▶ Required task: Lines containing the string "Peak" are to be collected in full.

▶ Rows:
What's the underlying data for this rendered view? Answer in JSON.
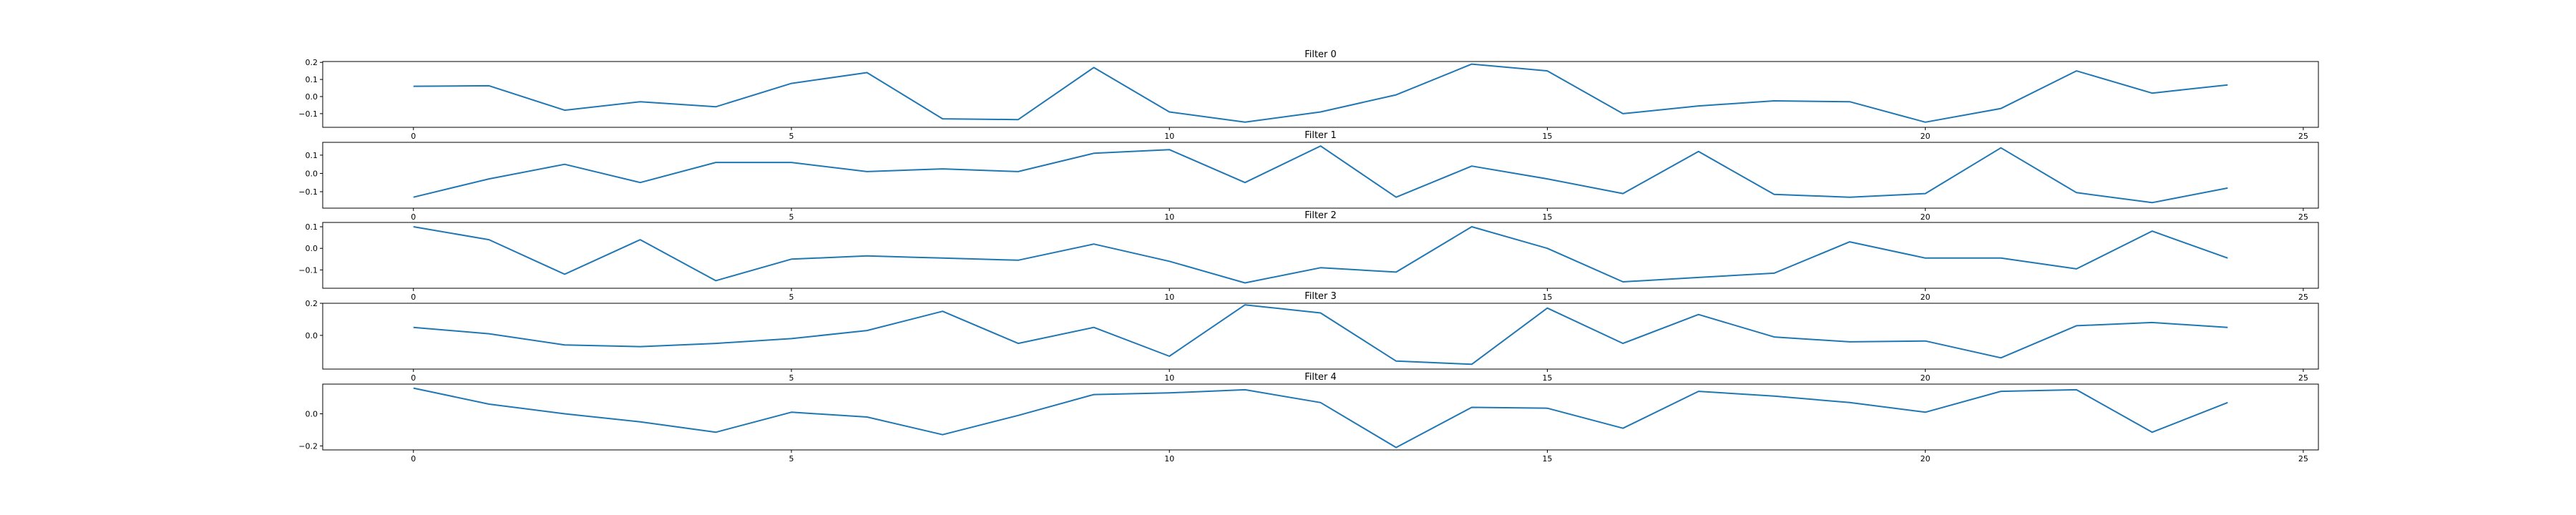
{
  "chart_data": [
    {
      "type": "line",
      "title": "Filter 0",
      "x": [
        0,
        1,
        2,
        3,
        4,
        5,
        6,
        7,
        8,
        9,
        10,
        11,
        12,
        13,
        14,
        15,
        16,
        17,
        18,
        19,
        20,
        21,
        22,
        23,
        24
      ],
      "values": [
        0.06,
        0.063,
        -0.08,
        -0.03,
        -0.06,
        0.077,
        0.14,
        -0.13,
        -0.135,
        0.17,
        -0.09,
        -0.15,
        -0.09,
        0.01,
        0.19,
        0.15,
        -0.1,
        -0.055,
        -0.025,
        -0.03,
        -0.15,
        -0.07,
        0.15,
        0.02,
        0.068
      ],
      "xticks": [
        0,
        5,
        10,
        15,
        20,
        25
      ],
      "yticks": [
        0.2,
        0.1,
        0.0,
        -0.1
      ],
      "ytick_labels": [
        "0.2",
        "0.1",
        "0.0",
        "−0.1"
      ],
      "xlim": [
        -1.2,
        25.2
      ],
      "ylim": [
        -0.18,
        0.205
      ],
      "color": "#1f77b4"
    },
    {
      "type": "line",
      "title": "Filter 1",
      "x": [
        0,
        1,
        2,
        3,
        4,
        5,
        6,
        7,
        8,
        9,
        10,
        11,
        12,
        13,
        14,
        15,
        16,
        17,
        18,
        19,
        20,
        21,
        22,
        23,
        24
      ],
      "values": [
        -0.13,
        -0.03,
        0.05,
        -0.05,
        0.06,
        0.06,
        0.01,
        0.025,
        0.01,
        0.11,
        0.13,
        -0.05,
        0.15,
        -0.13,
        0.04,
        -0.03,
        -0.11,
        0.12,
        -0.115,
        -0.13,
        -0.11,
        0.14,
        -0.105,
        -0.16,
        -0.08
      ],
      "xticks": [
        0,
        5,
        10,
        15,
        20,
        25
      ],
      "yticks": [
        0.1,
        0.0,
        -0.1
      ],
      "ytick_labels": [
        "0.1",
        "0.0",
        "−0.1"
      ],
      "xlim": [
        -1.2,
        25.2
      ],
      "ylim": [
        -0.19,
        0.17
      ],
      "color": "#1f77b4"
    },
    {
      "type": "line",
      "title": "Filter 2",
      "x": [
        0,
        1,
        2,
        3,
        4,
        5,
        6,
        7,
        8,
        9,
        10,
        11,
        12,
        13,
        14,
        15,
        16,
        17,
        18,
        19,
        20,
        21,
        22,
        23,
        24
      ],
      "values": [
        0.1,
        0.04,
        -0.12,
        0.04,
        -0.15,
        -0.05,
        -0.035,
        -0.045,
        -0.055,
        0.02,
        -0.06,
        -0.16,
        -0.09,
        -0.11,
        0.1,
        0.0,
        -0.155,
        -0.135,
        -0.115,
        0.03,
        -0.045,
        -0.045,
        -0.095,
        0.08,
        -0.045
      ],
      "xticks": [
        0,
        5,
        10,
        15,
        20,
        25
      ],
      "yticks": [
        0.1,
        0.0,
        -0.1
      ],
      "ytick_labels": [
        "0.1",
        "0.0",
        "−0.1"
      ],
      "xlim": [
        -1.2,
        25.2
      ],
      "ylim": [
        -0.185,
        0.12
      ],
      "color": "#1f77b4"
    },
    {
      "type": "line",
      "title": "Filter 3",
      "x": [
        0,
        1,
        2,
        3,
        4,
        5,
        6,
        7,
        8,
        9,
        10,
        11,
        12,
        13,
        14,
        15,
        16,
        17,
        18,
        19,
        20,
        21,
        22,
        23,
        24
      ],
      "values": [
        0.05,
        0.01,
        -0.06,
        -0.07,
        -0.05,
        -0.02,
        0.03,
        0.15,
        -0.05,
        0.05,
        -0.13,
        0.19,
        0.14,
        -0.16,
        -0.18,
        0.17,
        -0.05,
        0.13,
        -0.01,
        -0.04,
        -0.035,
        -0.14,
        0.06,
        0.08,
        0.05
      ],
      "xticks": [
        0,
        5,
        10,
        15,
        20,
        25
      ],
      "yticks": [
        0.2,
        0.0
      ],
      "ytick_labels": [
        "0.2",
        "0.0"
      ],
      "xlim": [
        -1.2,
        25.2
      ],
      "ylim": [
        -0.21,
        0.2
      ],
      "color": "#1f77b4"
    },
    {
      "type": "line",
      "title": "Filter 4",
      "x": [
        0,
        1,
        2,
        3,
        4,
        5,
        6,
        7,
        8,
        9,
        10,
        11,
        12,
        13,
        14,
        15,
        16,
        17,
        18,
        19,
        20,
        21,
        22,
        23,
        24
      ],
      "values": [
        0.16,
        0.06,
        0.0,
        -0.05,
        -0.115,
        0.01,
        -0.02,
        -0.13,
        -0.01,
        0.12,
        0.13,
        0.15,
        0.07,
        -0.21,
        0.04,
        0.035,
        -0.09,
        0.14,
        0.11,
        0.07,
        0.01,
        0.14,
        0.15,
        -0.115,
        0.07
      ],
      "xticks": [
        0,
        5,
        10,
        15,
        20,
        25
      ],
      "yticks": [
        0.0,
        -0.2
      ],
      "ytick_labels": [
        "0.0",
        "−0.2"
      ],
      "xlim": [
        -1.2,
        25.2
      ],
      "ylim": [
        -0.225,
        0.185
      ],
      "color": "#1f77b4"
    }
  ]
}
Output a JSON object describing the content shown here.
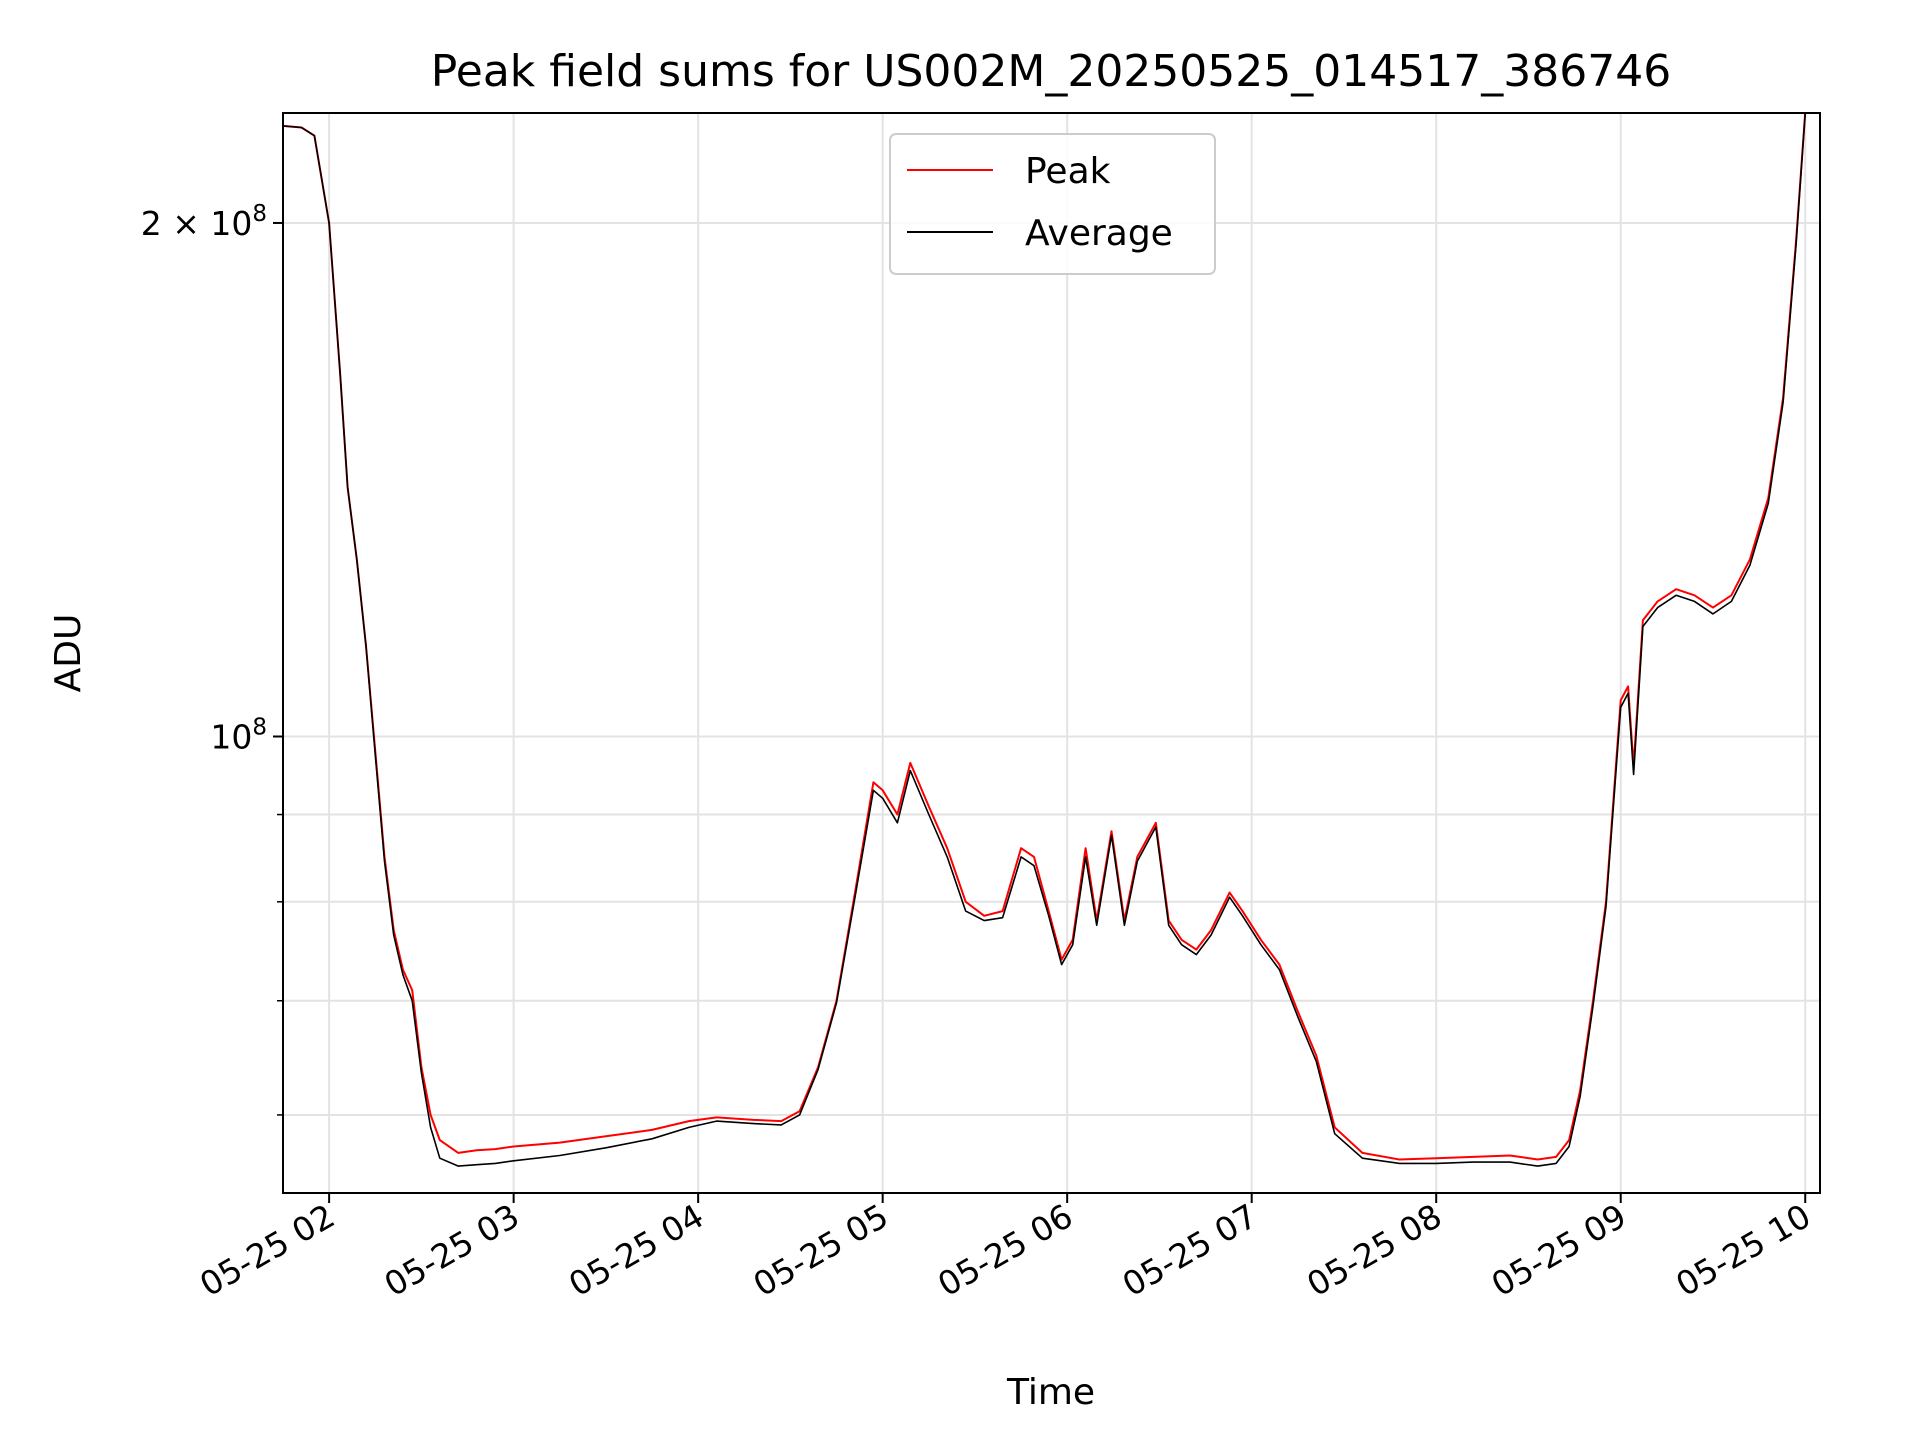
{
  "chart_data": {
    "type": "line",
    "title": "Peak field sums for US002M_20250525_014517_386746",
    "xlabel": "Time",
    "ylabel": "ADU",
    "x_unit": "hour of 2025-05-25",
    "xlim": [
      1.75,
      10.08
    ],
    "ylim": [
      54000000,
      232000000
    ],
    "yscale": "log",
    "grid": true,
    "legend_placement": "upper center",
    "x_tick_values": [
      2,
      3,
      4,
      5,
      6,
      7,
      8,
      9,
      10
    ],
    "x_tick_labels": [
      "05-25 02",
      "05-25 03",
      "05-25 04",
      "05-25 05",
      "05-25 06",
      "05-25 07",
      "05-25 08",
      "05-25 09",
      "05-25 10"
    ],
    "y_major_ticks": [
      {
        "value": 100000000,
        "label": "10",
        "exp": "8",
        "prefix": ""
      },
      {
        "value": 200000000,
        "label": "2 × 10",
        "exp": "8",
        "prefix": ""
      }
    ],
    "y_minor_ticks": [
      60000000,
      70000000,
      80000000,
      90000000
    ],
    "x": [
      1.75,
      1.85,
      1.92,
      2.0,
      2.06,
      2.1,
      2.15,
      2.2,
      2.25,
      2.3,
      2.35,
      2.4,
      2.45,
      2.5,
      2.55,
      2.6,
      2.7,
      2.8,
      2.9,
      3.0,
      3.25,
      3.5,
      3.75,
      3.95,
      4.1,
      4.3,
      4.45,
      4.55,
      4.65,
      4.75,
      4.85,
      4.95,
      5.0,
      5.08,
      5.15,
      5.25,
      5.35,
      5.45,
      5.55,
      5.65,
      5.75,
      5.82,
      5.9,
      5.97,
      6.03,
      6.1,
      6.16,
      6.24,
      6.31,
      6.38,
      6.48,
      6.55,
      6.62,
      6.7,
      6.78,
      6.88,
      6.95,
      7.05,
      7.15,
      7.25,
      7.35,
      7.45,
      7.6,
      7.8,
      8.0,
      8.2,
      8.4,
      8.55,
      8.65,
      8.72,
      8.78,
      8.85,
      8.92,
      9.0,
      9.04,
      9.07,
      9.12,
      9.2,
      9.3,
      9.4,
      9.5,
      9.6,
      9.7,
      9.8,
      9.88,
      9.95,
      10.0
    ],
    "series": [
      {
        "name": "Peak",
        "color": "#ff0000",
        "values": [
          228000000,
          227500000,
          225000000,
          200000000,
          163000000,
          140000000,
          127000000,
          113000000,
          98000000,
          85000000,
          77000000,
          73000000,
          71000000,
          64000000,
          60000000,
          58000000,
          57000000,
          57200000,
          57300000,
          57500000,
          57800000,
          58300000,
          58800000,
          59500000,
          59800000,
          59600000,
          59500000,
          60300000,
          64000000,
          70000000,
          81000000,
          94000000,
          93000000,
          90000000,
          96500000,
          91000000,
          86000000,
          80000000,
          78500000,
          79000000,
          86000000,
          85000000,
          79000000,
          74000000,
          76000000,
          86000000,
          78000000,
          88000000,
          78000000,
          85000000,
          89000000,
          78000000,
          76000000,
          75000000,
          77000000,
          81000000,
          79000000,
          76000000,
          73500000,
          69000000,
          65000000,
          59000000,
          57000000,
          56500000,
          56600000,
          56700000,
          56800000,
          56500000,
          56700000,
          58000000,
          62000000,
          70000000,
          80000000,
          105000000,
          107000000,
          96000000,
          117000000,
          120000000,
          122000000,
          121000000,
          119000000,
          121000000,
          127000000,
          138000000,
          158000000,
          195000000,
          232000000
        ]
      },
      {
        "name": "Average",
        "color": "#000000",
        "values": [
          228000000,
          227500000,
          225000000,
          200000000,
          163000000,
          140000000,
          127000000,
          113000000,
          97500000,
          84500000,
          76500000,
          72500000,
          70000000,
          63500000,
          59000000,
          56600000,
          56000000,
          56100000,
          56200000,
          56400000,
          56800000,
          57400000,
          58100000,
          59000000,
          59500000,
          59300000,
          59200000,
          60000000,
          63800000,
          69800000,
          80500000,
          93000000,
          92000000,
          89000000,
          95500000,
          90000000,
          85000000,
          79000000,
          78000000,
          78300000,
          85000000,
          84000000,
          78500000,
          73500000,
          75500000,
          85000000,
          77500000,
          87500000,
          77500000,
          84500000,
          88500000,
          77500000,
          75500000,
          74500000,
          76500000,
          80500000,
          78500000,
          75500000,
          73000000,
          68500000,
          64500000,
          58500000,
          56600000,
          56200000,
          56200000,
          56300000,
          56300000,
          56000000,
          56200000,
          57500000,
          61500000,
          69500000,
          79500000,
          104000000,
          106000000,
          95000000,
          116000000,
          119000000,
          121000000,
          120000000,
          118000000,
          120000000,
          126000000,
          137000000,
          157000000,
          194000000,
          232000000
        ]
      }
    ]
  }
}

▶ Response below:
    "title": "Peak field sums for US002M_20250525_014517_386746",
        "name": "Peak",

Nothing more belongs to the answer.